• Direction:
The listing below is the input. Say how many of its lines contain "наушники", giving the number alone.

— Begin Provided data —

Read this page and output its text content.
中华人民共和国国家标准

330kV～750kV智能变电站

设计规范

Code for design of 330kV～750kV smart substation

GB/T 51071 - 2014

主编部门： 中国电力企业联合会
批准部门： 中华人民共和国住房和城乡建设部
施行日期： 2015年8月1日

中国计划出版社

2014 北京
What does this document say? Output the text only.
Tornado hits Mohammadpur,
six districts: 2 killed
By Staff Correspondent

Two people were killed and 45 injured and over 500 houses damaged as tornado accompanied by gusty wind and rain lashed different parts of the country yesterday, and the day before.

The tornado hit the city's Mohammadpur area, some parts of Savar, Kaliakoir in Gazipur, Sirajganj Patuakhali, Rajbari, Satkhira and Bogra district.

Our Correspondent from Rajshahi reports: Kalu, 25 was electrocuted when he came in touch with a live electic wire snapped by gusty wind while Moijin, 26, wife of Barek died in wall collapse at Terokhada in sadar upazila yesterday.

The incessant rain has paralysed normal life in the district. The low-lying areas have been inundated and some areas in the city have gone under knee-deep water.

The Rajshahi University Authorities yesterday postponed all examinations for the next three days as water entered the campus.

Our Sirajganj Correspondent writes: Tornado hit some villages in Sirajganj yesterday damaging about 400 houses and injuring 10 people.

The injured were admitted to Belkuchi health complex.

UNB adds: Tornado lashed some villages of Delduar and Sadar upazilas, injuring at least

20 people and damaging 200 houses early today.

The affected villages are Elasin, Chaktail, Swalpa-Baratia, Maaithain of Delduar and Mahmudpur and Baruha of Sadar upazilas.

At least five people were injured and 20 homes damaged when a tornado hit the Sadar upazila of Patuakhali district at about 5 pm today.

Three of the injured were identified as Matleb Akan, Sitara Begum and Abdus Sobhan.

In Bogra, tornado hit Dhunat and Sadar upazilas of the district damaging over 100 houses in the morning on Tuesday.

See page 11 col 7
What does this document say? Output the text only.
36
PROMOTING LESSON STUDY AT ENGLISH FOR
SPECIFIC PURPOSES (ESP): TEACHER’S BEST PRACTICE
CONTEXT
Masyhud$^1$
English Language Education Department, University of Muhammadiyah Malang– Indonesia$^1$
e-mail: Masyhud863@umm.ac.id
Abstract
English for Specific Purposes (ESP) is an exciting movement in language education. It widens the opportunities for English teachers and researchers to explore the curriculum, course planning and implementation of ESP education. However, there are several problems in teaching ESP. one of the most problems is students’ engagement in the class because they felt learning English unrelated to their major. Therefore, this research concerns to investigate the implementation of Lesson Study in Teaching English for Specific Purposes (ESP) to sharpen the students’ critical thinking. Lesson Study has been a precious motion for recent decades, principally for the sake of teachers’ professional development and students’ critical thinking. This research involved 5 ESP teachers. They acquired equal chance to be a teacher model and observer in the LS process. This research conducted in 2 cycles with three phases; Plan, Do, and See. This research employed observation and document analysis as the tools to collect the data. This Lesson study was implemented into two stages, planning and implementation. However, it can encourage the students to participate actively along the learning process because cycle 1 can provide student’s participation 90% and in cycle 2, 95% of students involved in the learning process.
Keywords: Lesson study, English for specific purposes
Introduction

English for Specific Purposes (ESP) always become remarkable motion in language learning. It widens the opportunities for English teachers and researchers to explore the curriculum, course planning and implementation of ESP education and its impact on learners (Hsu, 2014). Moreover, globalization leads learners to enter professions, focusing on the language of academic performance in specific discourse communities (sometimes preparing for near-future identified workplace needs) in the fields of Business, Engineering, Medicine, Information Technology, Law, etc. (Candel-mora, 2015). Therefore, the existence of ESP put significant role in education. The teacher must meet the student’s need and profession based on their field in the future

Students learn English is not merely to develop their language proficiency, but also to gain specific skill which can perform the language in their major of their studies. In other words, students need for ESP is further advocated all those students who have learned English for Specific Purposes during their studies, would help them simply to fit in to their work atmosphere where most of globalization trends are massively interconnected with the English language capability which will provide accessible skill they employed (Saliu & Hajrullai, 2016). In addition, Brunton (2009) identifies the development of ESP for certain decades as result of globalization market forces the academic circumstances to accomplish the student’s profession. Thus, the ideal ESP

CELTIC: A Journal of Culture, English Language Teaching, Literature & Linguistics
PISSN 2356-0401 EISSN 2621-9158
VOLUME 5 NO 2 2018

— End Provided data —
— Begin Provided data —

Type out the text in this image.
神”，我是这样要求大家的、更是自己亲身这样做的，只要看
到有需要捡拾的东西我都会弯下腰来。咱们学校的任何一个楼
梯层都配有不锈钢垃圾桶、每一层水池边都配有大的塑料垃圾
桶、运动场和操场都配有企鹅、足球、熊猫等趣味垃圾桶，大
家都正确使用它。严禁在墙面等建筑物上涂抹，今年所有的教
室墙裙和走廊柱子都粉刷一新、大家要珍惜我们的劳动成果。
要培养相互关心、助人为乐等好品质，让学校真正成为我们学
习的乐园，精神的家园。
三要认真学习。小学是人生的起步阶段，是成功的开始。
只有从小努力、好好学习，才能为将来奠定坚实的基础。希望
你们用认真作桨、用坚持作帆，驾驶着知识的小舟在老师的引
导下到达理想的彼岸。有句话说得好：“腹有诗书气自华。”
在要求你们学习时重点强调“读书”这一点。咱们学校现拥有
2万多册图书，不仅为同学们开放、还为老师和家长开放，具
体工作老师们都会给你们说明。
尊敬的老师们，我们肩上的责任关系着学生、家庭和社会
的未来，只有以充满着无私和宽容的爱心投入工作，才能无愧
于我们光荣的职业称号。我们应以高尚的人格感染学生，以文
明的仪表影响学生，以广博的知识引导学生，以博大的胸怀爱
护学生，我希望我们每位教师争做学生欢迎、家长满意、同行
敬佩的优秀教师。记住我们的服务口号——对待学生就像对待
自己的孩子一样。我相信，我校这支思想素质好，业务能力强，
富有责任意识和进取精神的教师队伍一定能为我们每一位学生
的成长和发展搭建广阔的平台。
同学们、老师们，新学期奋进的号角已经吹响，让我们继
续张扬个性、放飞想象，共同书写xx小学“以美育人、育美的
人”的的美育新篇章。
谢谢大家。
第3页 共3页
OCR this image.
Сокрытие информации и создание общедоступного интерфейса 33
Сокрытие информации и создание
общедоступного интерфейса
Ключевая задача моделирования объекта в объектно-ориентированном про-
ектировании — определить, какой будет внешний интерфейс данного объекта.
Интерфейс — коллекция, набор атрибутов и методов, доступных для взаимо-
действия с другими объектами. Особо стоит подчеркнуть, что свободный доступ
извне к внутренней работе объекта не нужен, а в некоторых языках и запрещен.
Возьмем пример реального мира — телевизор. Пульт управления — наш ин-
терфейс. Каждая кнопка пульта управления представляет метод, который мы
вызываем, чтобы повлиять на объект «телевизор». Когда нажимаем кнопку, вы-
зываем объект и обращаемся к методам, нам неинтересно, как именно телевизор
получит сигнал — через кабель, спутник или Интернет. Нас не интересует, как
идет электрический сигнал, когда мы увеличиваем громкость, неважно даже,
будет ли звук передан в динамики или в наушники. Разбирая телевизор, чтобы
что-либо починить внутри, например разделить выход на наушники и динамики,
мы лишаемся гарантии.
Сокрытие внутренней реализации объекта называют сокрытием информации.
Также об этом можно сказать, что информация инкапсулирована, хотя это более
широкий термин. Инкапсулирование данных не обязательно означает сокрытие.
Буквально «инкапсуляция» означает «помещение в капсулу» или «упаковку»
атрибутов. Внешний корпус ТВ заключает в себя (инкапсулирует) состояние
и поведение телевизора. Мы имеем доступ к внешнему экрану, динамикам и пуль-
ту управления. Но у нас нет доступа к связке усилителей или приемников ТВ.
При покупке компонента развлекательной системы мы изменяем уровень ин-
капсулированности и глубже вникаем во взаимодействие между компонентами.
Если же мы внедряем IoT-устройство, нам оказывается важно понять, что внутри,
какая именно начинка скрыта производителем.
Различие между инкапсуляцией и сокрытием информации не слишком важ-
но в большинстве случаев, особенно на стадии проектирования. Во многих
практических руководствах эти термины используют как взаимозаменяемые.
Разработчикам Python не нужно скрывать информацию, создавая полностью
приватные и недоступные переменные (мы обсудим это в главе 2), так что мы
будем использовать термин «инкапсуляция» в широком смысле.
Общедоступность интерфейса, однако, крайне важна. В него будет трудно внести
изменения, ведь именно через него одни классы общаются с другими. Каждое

— End Provided data —

• Exercise response:
2